Problem to solve: Set each entry down verbatim, omitting images.

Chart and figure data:
## start

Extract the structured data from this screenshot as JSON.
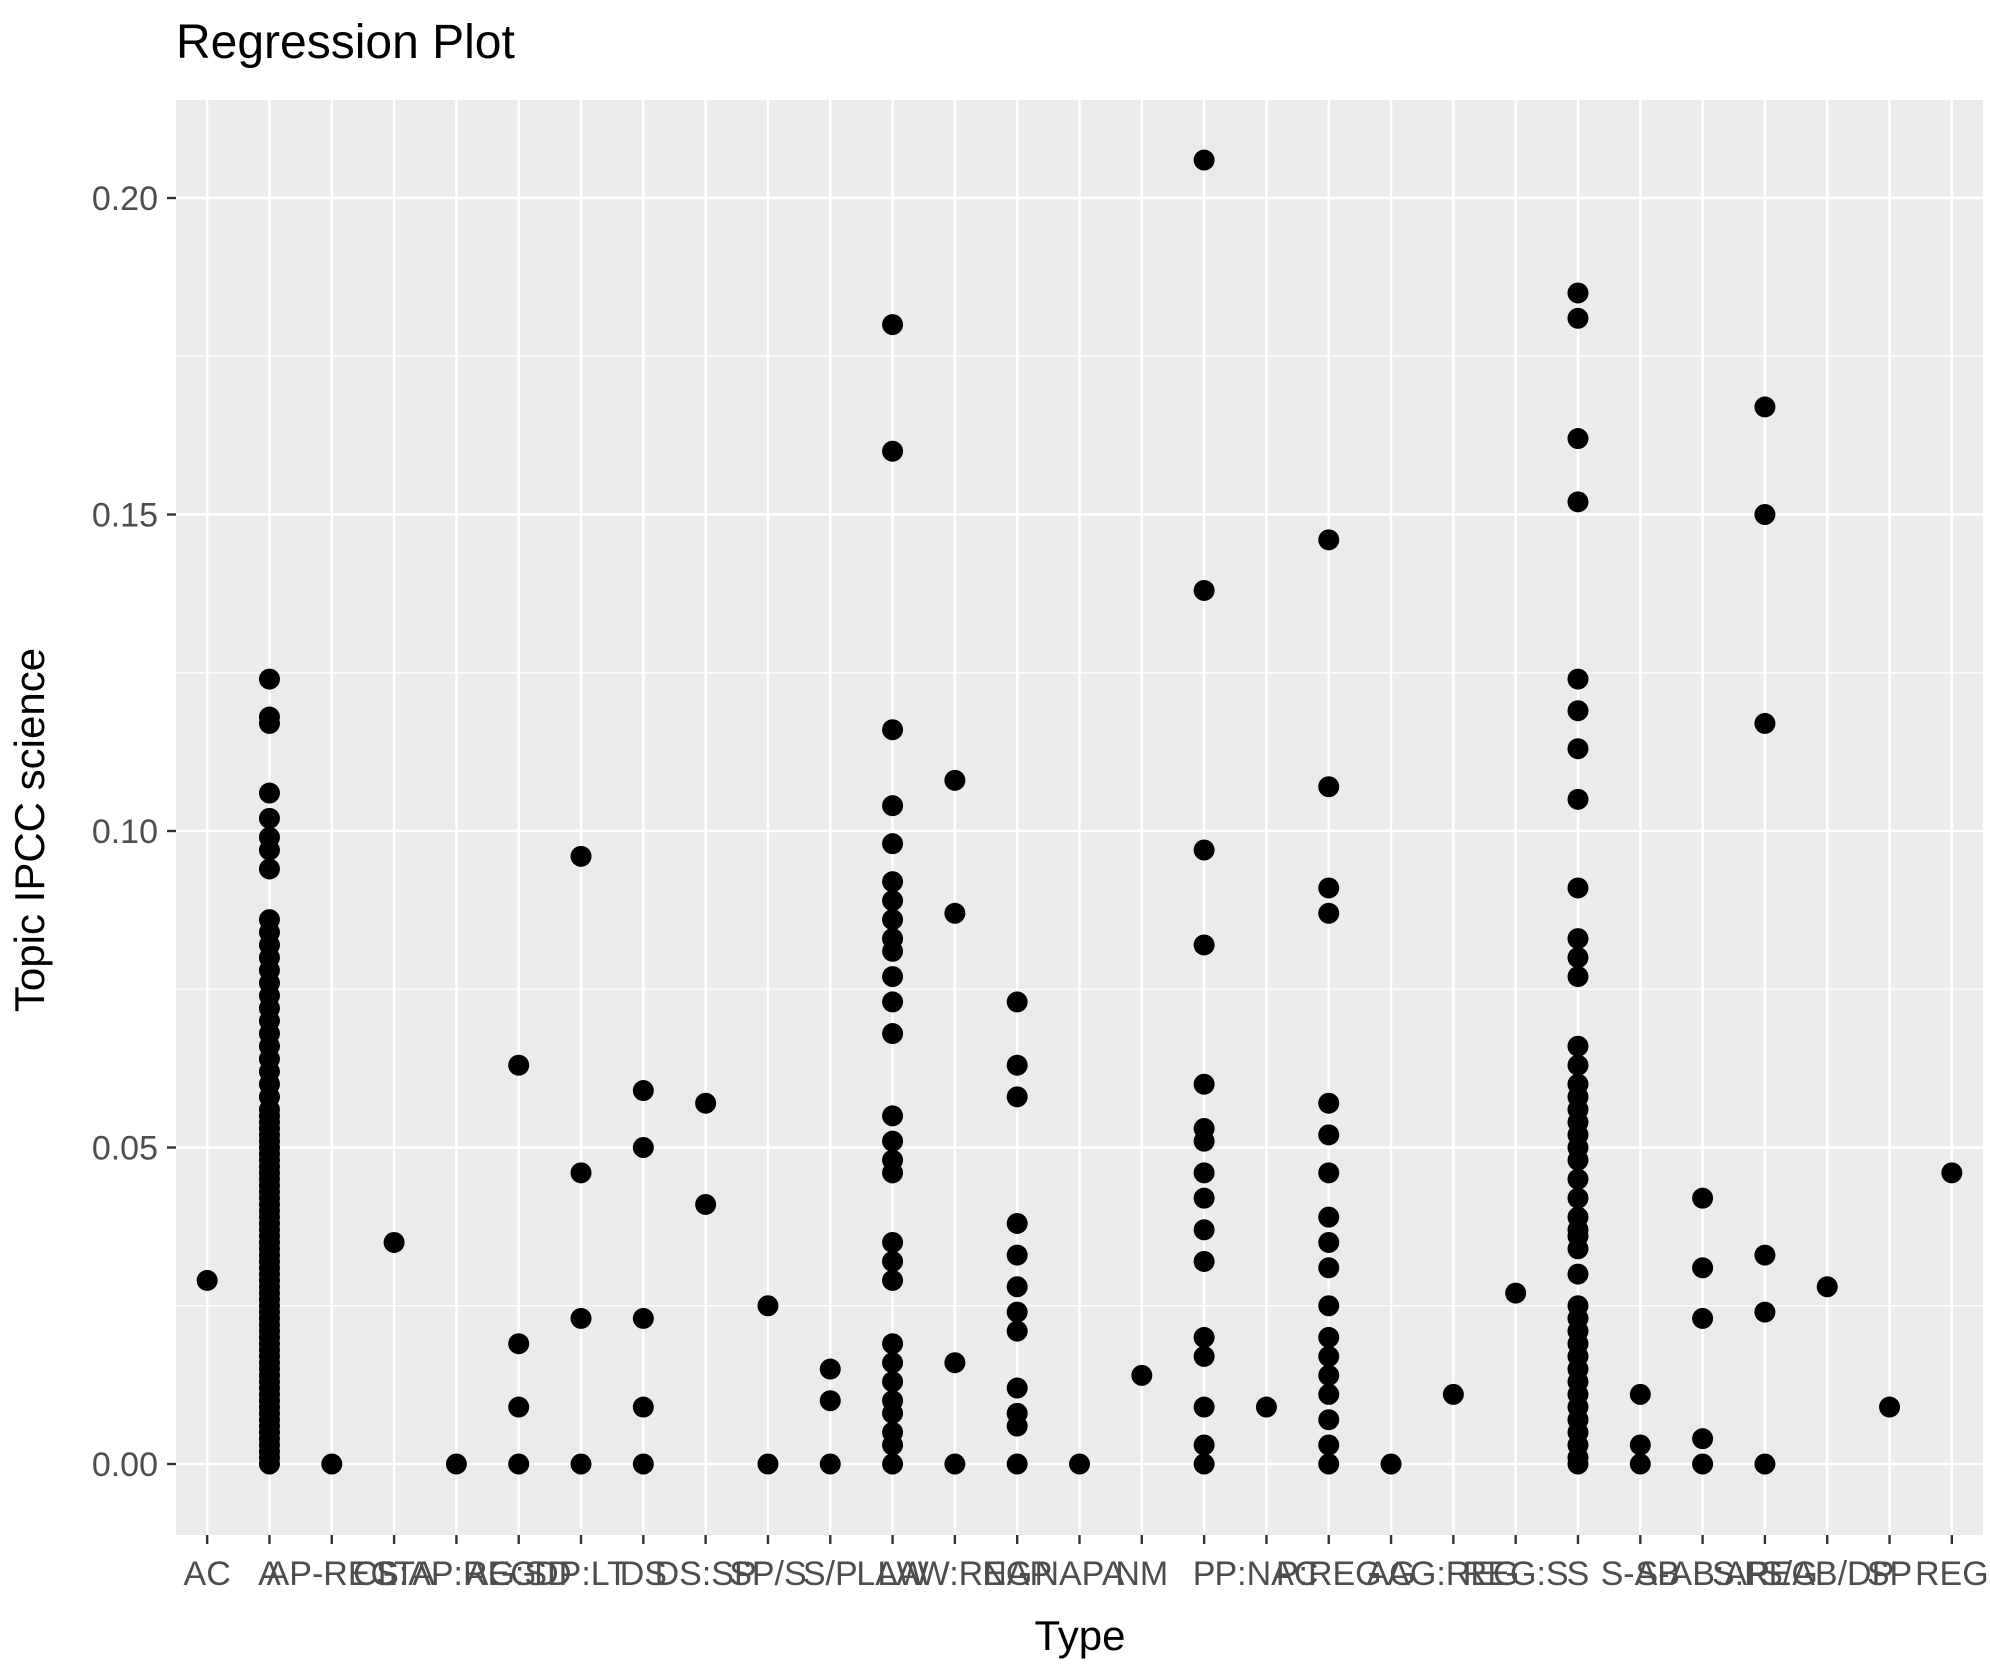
{
  "title": "Regression Plot",
  "axes": {
    "x_title": "Type",
    "y_title": "Topic IPCC science",
    "y_ticks": [
      {
        "label": "0.00",
        "value": 0.0
      },
      {
        "label": "0.05",
        "value": 0.05
      },
      {
        "label": "0.10",
        "value": 0.1
      },
      {
        "label": "0.15",
        "value": 0.15
      },
      {
        "label": "0.20",
        "value": 0.2
      }
    ]
  },
  "colors": {
    "page_bg": "#FFFFFF",
    "panel_bg": "#EBEBEB",
    "grid": "#FFFFFF",
    "point": "#000000",
    "axis_text": "#4D4D4D",
    "tick_mark": "#333333",
    "title_text": "#000000"
  },
  "chart_data": {
    "type": "scatter",
    "title": "Regression Plot",
    "xlabel": "Type",
    "ylabel": "Topic IPCC science",
    "ylim": [
      -0.011,
      0.215
    ],
    "y_minor_gridlines": [
      0.025,
      0.075,
      0.125,
      0.175
    ],
    "grid": "on",
    "legend": "none",
    "categories": [
      "AC",
      "A",
      "AP-REG",
      "CLTA",
      "S:AP:REG",
      "AG:SD",
      "DP:LT",
      "DS",
      "DS:SP",
      "SP/S",
      "S/P",
      "LAW",
      "LAW:REG",
      "NAP",
      "NAPA",
      "NM",
      "P",
      "P:NAC",
      "P:REG",
      "AG",
      "AG:REG",
      "REG:S",
      "S",
      "S-AB",
      "S-AB:AP",
      "S:REG",
      "S/AB/DP",
      "SP",
      "REG"
    ],
    "series": [
      {
        "type": "AC",
        "values": [
          0.029
        ]
      },
      {
        "type": "A",
        "values": [
          0.124,
          0.118,
          0.117,
          0.106,
          0.102,
          0.099,
          0.097,
          0.094,
          0.086,
          0.084,
          0.082,
          0.08,
          0.078,
          0.076,
          0.074,
          0.072,
          0.07,
          0.068,
          0.066,
          0.064,
          0.062,
          0.06,
          0.058,
          0.056,
          0.055,
          0.054,
          0.053,
          0.052,
          0.051,
          0.05,
          0.049,
          0.048,
          0.047,
          0.046,
          0.045,
          0.044,
          0.043,
          0.042,
          0.041,
          0.04,
          0.039,
          0.038,
          0.037,
          0.036,
          0.035,
          0.034,
          0.033,
          0.032,
          0.031,
          0.03,
          0.029,
          0.028,
          0.027,
          0.026,
          0.025,
          0.024,
          0.023,
          0.022,
          0.021,
          0.02,
          0.019,
          0.018,
          0.017,
          0.016,
          0.015,
          0.014,
          0.013,
          0.012,
          0.011,
          0.01,
          0.009,
          0.008,
          0.007,
          0.006,
          0.005,
          0.004,
          0.003,
          0.002,
          0.001,
          0
        ]
      },
      {
        "type": "AP-REG",
        "values": [
          0
        ]
      },
      {
        "type": "CLTA",
        "values": [
          0.035
        ]
      },
      {
        "type": "S:AP:REG",
        "values": [
          0
        ]
      },
      {
        "type": "AG:SD",
        "values": [
          0.063,
          0.019,
          0.009,
          0
        ]
      },
      {
        "type": "DP:LT",
        "values": [
          0.096,
          0.046,
          0.023,
          0
        ]
      },
      {
        "type": "DS",
        "values": [
          0.059,
          0.05,
          0.023,
          0.009,
          0
        ]
      },
      {
        "type": "DS:SP",
        "values": [
          0.057,
          0.041
        ]
      },
      {
        "type": "SP/S",
        "values": [
          0.025,
          0
        ]
      },
      {
        "type": "S/P",
        "values": [
          0.015,
          0.01,
          0
        ]
      },
      {
        "type": "LAW",
        "values": [
          0.18,
          0.16,
          0.116,
          0.104,
          0.098,
          0.092,
          0.089,
          0.086,
          0.083,
          0.081,
          0.077,
          0.073,
          0.068,
          0.055,
          0.051,
          0.048,
          0.046,
          0.035,
          0.032,
          0.029,
          0.019,
          0.016,
          0.013,
          0.01,
          0.008,
          0.005,
          0.003,
          0
        ]
      },
      {
        "type": "LAW:REG",
        "values": [
          0.108,
          0.087,
          0.016,
          0
        ]
      },
      {
        "type": "NAP",
        "values": [
          0.073,
          0.063,
          0.058,
          0.038,
          0.033,
          0.028,
          0.024,
          0.021,
          0.012,
          0.008,
          0.006,
          0
        ]
      },
      {
        "type": "NAPA",
        "values": [
          0
        ]
      },
      {
        "type": "NM",
        "values": [
          0.014
        ]
      },
      {
        "type": "P",
        "values": [
          0.206,
          0.138,
          0.097,
          0.082,
          0.06,
          0.053,
          0.051,
          0.046,
          0.042,
          0.037,
          0.032,
          0.02,
          0.017,
          0.009,
          0.003,
          0
        ]
      },
      {
        "type": "P:NAC",
        "values": [
          0.009
        ]
      },
      {
        "type": "P:REG",
        "values": [
          0.146,
          0.107,
          0.091,
          0.087,
          0.057,
          0.052,
          0.046,
          0.039,
          0.035,
          0.031,
          0.025,
          0.02,
          0.017,
          0.014,
          0.011,
          0.007,
          0.003,
          0
        ]
      },
      {
        "type": "AG",
        "values": [
          0
        ]
      },
      {
        "type": "AG:REG",
        "values": [
          0.011
        ]
      },
      {
        "type": "REG:S",
        "values": [
          0.027
        ]
      },
      {
        "type": "S",
        "values": [
          0.185,
          0.181,
          0.162,
          0.152,
          0.124,
          0.119,
          0.113,
          0.105,
          0.091,
          0.083,
          0.08,
          0.077,
          0.066,
          0.063,
          0.06,
          0.058,
          0.056,
          0.054,
          0.052,
          0.05,
          0.048,
          0.045,
          0.042,
          0.039,
          0.037,
          0.036,
          0.034,
          0.03,
          0.025,
          0.023,
          0.021,
          0.019,
          0.017,
          0.015,
          0.013,
          0.011,
          0.009,
          0.007,
          0.005,
          0.003,
          0.001,
          0
        ]
      },
      {
        "type": "S-AB",
        "values": [
          0.011,
          0.003,
          0
        ]
      },
      {
        "type": "S-AB:AP",
        "values": [
          0.042,
          0.031,
          0.023,
          0.004,
          0
        ]
      },
      {
        "type": "S:REG",
        "values": [
          0.167,
          0.15,
          0.117,
          0.033,
          0.024,
          0
        ]
      },
      {
        "type": "S/AB/DP",
        "values": [
          0.028
        ]
      },
      {
        "type": "SP",
        "values": [
          0.009
        ]
      },
      {
        "type": "REG",
        "values": [
          0.046
        ]
      }
    ]
  }
}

## end

Response:
Extract the structured data from this screenshot as JSON.
{
  "title": "Regression Plot",
  "axes": {
    "x_title": "Type",
    "y_title": "Topic IPCC science",
    "y_ticks": [
      {
        "label": "0.00",
        "value": 0.0
      },
      {
        "label": "0.05",
        "value": 0.05
      },
      {
        "label": "0.10",
        "value": 0.1
      },
      {
        "label": "0.15",
        "value": 0.15
      },
      {
        "label": "0.20",
        "value": 0.2
      }
    ]
  },
  "colors": {
    "page_bg": "#FFFFFF",
    "panel_bg": "#EBEBEB",
    "grid": "#FFFFFF",
    "point": "#000000",
    "axis_text": "#4D4D4D",
    "tick_mark": "#333333",
    "title_text": "#000000"
  },
  "chart_data": {
    "type": "scatter",
    "title": "Regression Plot",
    "xlabel": "Type",
    "ylabel": "Topic IPCC science",
    "ylim": [
      -0.011,
      0.215
    ],
    "y_minor_gridlines": [
      0.025,
      0.075,
      0.125,
      0.175
    ],
    "grid": "on",
    "legend": "none",
    "categories": [
      "AC",
      "A",
      "AP-REG",
      "CLTA",
      "S:AP:REG",
      "AG:SD",
      "DP:LT",
      "DS",
      "DS:SP",
      "SP/S",
      "S/P",
      "LAW",
      "LAW:REG",
      "NAP",
      "NAPA",
      "NM",
      "P",
      "P:NAC",
      "P:REG",
      "AG",
      "AG:REG",
      "REG:S",
      "S",
      "S-AB",
      "S-AB:AP",
      "S:REG",
      "S/AB/DP",
      "SP",
      "REG"
    ],
    "series": [
      {
        "type": "AC",
        "values": [
          0.029
        ]
      },
      {
        "type": "A",
        "values": [
          0.124,
          0.118,
          0.117,
          0.106,
          0.102,
          0.099,
          0.097,
          0.094,
          0.086,
          0.084,
          0.082,
          0.08,
          0.078,
          0.076,
          0.074,
          0.072,
          0.07,
          0.068,
          0.066,
          0.064,
          0.062,
          0.06,
          0.058,
          0.056,
          0.055,
          0.054,
          0.053,
          0.052,
          0.051,
          0.05,
          0.049,
          0.048,
          0.047,
          0.046,
          0.045,
          0.044,
          0.043,
          0.042,
          0.041,
          0.04,
          0.039,
          0.038,
          0.037,
          0.036,
          0.035,
          0.034,
          0.033,
          0.032,
          0.031,
          0.03,
          0.029,
          0.028,
          0.027,
          0.026,
          0.025,
          0.024,
          0.023,
          0.022,
          0.021,
          0.02,
          0.019,
          0.018,
          0.017,
          0.016,
          0.015,
          0.014,
          0.013,
          0.012,
          0.011,
          0.01,
          0.009,
          0.008,
          0.007,
          0.006,
          0.005,
          0.004,
          0.003,
          0.002,
          0.001,
          0
        ]
      },
      {
        "type": "AP-REG",
        "values": [
          0
        ]
      },
      {
        "type": "CLTA",
        "values": [
          0.035
        ]
      },
      {
        "type": "S:AP:REG",
        "values": [
          0
        ]
      },
      {
        "type": "AG:SD",
        "values": [
          0.063,
          0.019,
          0.009,
          0
        ]
      },
      {
        "type": "DP:LT",
        "values": [
          0.096,
          0.046,
          0.023,
          0
        ]
      },
      {
        "type": "DS",
        "values": [
          0.059,
          0.05,
          0.023,
          0.009,
          0
        ]
      },
      {
        "type": "DS:SP",
        "values": [
          0.057,
          0.041
        ]
      },
      {
        "type": "SP/S",
        "values": [
          0.025,
          0
        ]
      },
      {
        "type": "S/P",
        "values": [
          0.015,
          0.01,
          0
        ]
      },
      {
        "type": "LAW",
        "values": [
          0.18,
          0.16,
          0.116,
          0.104,
          0.098,
          0.092,
          0.089,
          0.086,
          0.083,
          0.081,
          0.077,
          0.073,
          0.068,
          0.055,
          0.051,
          0.048,
          0.046,
          0.035,
          0.032,
          0.029,
          0.019,
          0.016,
          0.013,
          0.01,
          0.008,
          0.005,
          0.003,
          0
        ]
      },
      {
        "type": "LAW:REG",
        "values": [
          0.108,
          0.087,
          0.016,
          0
        ]
      },
      {
        "type": "NAP",
        "values": [
          0.073,
          0.063,
          0.058,
          0.038,
          0.033,
          0.028,
          0.024,
          0.021,
          0.012,
          0.008,
          0.006,
          0
        ]
      },
      {
        "type": "NAPA",
        "values": [
          0
        ]
      },
      {
        "type": "NM",
        "values": [
          0.014
        ]
      },
      {
        "type": "P",
        "values": [
          0.206,
          0.138,
          0.097,
          0.082,
          0.06,
          0.053,
          0.051,
          0.046,
          0.042,
          0.037,
          0.032,
          0.02,
          0.017,
          0.009,
          0.003,
          0
        ]
      },
      {
        "type": "P:NAC",
        "values": [
          0.009
        ]
      },
      {
        "type": "P:REG",
        "values": [
          0.146,
          0.107,
          0.091,
          0.087,
          0.057,
          0.052,
          0.046,
          0.039,
          0.035,
          0.031,
          0.025,
          0.02,
          0.017,
          0.014,
          0.011,
          0.007,
          0.003,
          0
        ]
      },
      {
        "type": "AG",
        "values": [
          0
        ]
      },
      {
        "type": "AG:REG",
        "values": [
          0.011
        ]
      },
      {
        "type": "REG:S",
        "values": [
          0.027
        ]
      },
      {
        "type": "S",
        "values": [
          0.185,
          0.181,
          0.162,
          0.152,
          0.124,
          0.119,
          0.113,
          0.105,
          0.091,
          0.083,
          0.08,
          0.077,
          0.066,
          0.063,
          0.06,
          0.058,
          0.056,
          0.054,
          0.052,
          0.05,
          0.048,
          0.045,
          0.042,
          0.039,
          0.037,
          0.036,
          0.034,
          0.03,
          0.025,
          0.023,
          0.021,
          0.019,
          0.017,
          0.015,
          0.013,
          0.011,
          0.009,
          0.007,
          0.005,
          0.003,
          0.001,
          0
        ]
      },
      {
        "type": "S-AB",
        "values": [
          0.011,
          0.003,
          0
        ]
      },
      {
        "type": "S-AB:AP",
        "values": [
          0.042,
          0.031,
          0.023,
          0.004,
          0
        ]
      },
      {
        "type": "S:REG",
        "values": [
          0.167,
          0.15,
          0.117,
          0.033,
          0.024,
          0
        ]
      },
      {
        "type": "S/AB/DP",
        "values": [
          0.028
        ]
      },
      {
        "type": "SP",
        "values": [
          0.009
        ]
      },
      {
        "type": "REG",
        "values": [
          0.046
        ]
      }
    ]
  }
}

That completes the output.